**Problem to solve**
Separate out the lines that hold "this".

**Dataset excerpts**
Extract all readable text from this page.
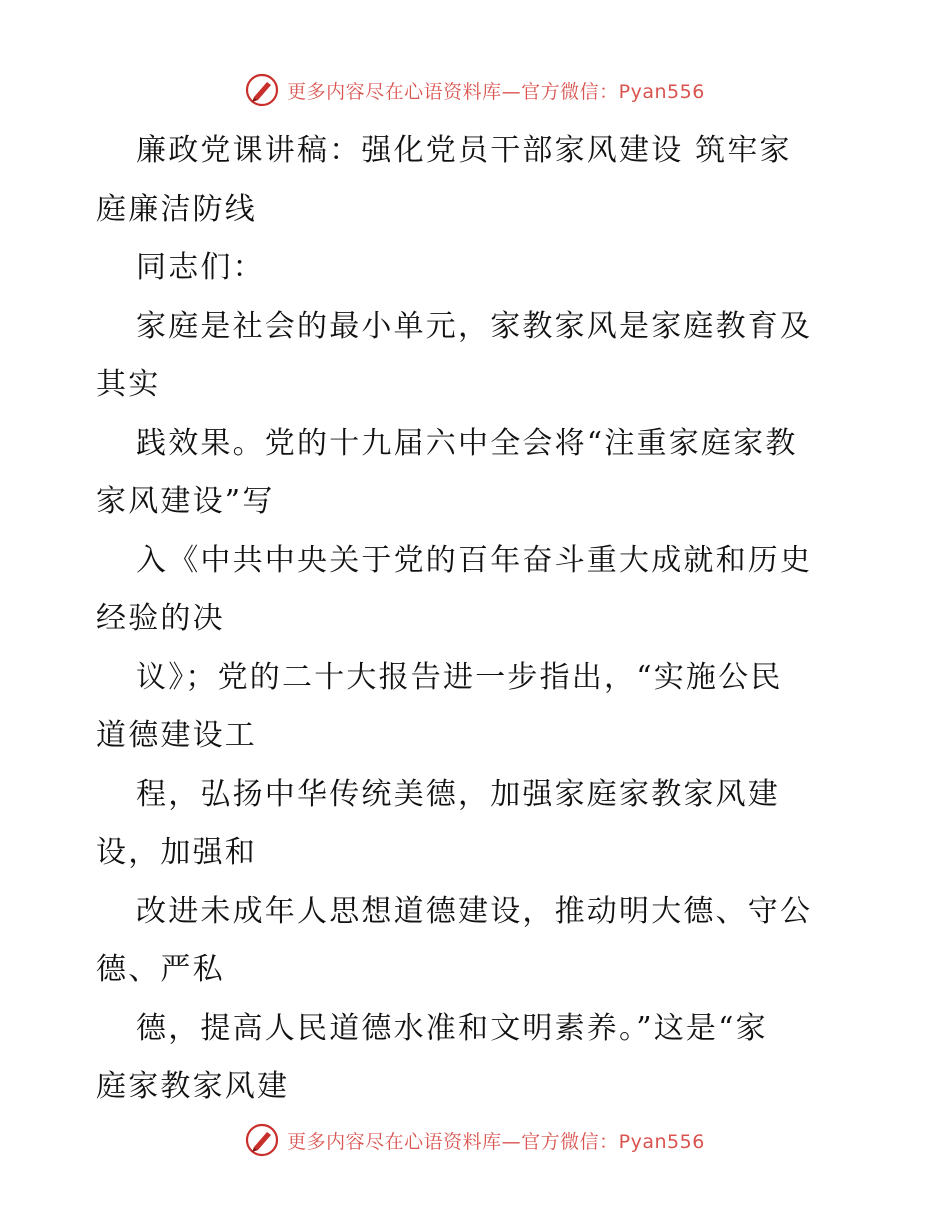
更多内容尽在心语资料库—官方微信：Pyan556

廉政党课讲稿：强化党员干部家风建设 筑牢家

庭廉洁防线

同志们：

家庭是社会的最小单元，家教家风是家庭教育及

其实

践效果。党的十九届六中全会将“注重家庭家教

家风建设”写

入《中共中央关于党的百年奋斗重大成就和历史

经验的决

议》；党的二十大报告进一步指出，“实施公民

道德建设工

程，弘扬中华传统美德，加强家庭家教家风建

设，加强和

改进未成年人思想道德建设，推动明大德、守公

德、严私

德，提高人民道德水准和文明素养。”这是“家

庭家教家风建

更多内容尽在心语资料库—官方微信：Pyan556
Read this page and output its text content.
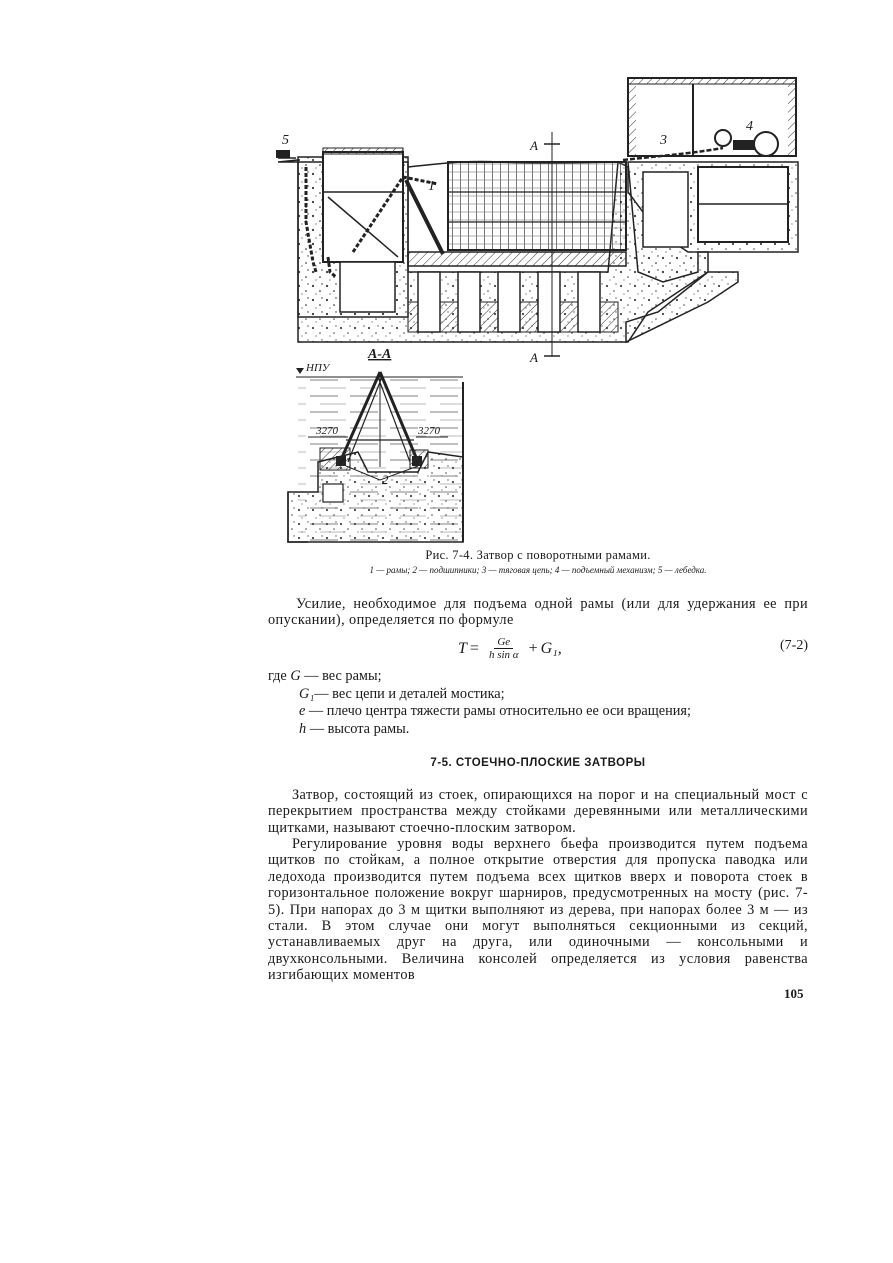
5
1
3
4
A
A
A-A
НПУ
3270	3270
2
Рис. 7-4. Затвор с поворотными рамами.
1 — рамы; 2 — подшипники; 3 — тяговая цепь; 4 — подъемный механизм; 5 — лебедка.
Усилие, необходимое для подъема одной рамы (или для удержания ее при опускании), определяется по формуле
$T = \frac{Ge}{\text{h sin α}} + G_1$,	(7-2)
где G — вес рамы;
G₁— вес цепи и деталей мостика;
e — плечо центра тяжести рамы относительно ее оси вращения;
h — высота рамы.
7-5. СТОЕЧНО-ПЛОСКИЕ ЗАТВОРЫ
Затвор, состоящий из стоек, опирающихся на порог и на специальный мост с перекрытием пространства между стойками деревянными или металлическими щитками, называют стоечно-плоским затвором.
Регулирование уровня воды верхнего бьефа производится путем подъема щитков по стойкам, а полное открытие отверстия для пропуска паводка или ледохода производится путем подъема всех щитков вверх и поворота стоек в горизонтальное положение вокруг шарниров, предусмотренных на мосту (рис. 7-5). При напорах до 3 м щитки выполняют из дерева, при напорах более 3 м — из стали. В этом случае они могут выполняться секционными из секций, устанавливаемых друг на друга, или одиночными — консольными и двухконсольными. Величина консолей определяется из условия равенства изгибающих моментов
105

**Worked answer**
Extract all readable text from this page.
Read this page and output its text content.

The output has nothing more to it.